- _Document section_:
The IncogNET thread - Discussion, news and updates.

forest · February 20

@MannDude said: 100% CPU usage for a long period and 150%+ BW usage, though that auto-throttles but still isn't "unlimited".

I'm showing only 50% CPU (60% 10 minute peak) usage over the last week of operation on my side, but I think I know the issue: The RAM is so low that it's constantly swapping at 10 MiB/s (30 MiB/s 10 minute peak). All that I/O is probably causing severe hypervisor overhead through all those vmexits that is not being accounted for within the guest.

Alternatively, maybe just hard-cap my network at 100 Mbps and set an IOPS limit on my VM to reduce swapping? That would reduce VM context switches and thus hypervisor overhead.

In the meantime, I'll configure Tor's bandwidth limit to not exceed 100 Mbps when it is back up.

@MannDude said: Only POP I've seen this in has been SE.

Could you move the server to BG? I'd be fine with that to help with load balancing.

forest · February 20

To limit memory usage and thus all the I/O causing hypervisor overhead, I've taken the following steps:

Installed Alpine Linux instead of Debian to significantly reduce base memory usage
Preloaded jemalloc2 for Tor (overriding glibc's ptmalloc3), reducing memory fragmentation somewhat
Strictly limited Tor's MaxMemInQueues to further reduce RSS
Ensured all services run lightweight BusyBox variants

Since it didn't seem to be enough, would you be open to allowing me to buy more RAM? It would benefit us both, and the extra memory means I can enable zswap to further reduce I/O without worrying about the extra slab pressure it causes. It increases guest CPU usage slightly (due to compression/decompression overhead), but the overall CPU usage as reported by the hypervisor would surely fall (due to fewer vmexits).

- _Given instruction_:
Write the next post in the forum thread about reducing the VM's memory swapping and hypervisor overhead, picking up after its last sentence. The entries that follow the forum thread are not needed.

- _Data supplied_:
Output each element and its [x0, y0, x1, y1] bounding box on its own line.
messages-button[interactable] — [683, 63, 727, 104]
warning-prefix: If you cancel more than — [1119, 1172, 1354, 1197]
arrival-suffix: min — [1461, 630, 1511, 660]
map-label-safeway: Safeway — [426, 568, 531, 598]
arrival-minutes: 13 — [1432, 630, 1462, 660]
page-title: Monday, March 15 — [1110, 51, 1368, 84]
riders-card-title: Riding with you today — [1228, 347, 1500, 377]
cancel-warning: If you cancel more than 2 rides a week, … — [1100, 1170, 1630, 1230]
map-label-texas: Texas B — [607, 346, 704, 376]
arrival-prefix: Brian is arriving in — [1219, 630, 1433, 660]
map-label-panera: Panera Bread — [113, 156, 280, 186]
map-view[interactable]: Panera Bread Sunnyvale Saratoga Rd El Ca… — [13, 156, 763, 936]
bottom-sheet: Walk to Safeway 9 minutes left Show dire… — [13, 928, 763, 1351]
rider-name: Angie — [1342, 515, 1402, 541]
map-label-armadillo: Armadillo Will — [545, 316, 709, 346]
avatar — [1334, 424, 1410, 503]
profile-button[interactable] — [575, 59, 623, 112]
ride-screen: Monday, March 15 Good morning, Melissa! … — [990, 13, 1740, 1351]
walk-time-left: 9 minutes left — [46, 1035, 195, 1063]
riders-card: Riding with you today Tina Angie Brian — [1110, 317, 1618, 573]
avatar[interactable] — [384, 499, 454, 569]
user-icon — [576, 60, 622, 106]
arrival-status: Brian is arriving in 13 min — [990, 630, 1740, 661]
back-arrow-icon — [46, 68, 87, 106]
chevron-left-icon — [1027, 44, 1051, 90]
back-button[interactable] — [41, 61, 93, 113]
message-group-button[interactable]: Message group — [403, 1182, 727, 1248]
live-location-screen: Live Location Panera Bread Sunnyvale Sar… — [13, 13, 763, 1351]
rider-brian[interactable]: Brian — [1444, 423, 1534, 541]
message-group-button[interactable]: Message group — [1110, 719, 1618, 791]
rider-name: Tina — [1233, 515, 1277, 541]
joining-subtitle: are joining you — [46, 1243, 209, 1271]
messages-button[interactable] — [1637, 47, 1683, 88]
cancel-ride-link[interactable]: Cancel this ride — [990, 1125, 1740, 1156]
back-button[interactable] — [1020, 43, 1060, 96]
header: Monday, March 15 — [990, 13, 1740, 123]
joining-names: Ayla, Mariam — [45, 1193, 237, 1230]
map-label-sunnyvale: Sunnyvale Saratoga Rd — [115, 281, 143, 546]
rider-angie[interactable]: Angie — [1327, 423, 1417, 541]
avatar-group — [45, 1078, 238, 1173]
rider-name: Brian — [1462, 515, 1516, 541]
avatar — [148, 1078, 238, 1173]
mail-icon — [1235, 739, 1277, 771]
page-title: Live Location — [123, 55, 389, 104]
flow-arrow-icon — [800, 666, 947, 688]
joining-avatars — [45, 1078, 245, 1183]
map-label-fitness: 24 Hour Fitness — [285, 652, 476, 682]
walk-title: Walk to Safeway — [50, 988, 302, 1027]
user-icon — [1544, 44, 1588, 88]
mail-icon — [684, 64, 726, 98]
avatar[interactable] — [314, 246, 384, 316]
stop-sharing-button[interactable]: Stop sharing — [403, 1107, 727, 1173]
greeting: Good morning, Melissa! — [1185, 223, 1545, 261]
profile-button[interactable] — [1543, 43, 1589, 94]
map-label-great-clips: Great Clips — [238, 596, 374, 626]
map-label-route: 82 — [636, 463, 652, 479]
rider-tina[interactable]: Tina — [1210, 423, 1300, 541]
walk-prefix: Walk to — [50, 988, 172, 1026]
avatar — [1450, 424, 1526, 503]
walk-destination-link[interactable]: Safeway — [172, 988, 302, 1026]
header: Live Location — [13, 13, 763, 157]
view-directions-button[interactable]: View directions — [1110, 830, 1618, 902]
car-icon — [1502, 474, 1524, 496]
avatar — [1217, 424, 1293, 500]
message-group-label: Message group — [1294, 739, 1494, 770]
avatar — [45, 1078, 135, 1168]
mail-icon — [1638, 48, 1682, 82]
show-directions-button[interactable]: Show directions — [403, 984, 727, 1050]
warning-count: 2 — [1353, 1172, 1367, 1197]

- _Response to the task_:
MannDude · February 20

@forest said:

@MannDude said: 100% CPU usage for a long period and 150%+ BW usage, though that auto-throttles but still isn't "unlimited".

I'm showing only 50% CPU (60% 10 minute peak) usage over the last week of operation on my side, but I think I know the issue: The RAM is so low that it's constantly swapping at 10 MiB/s (30 MiB/s 10 minute peak). All that I/O is probably causing severe hypervisor overhead through vmexit/vmenter that is not being accounted for within the guest.

Alternatively, maybe just hard-cap my network at 100 Mbps and set an IOPS limit on my VM to reduce swapping? That would reduce VM context switches and thus hypervisor overhead.

In the meantime, I'll configure Tor's bandwidth limit to not exceed 100 Mbps when it is back up.

@MannDude said: Only POP I've seen this in has been SE.

Could you move the server to BG? I'd be fine with that to help with load balancing.

I hurried back to my desk to review some things real quick.

It's back online though I did temp-cap the CPU to 65% - I don't have anyway to automate this but I do have written notes on my desk and was planning on un-capping tonight (SEA time) manually again.

Main concern here is that under normal usage, this hypervisor lingers around 25-35% CPU usage. I capped it weeks ago to prevent new VM creations as well. 48 cores, lots of room for individual VMs to burst to full usage for extended periods of times like we have in all of our other POPs and hypervisors. From our side, we've acted as we've always done in terms of hypervisor setup and capping of new VM creation after certain thresholds are met so as to maintain a quality service.

Last night was trying to settle down for the evening and just had the alerts going off again. Quickest way to restore service for everyone was to quick-cap the top offenders.

I think the only reason yours was suspended in full at the time and not just capped was because I saw the BW being 160% of the monthly quota with two weeks left before it resets + 100% CPU usage. At a glance that just screamed "abuse".

You can stay in Sweden if you'd like, or we can move you to Bulgaria if you'd prefer. Up to you.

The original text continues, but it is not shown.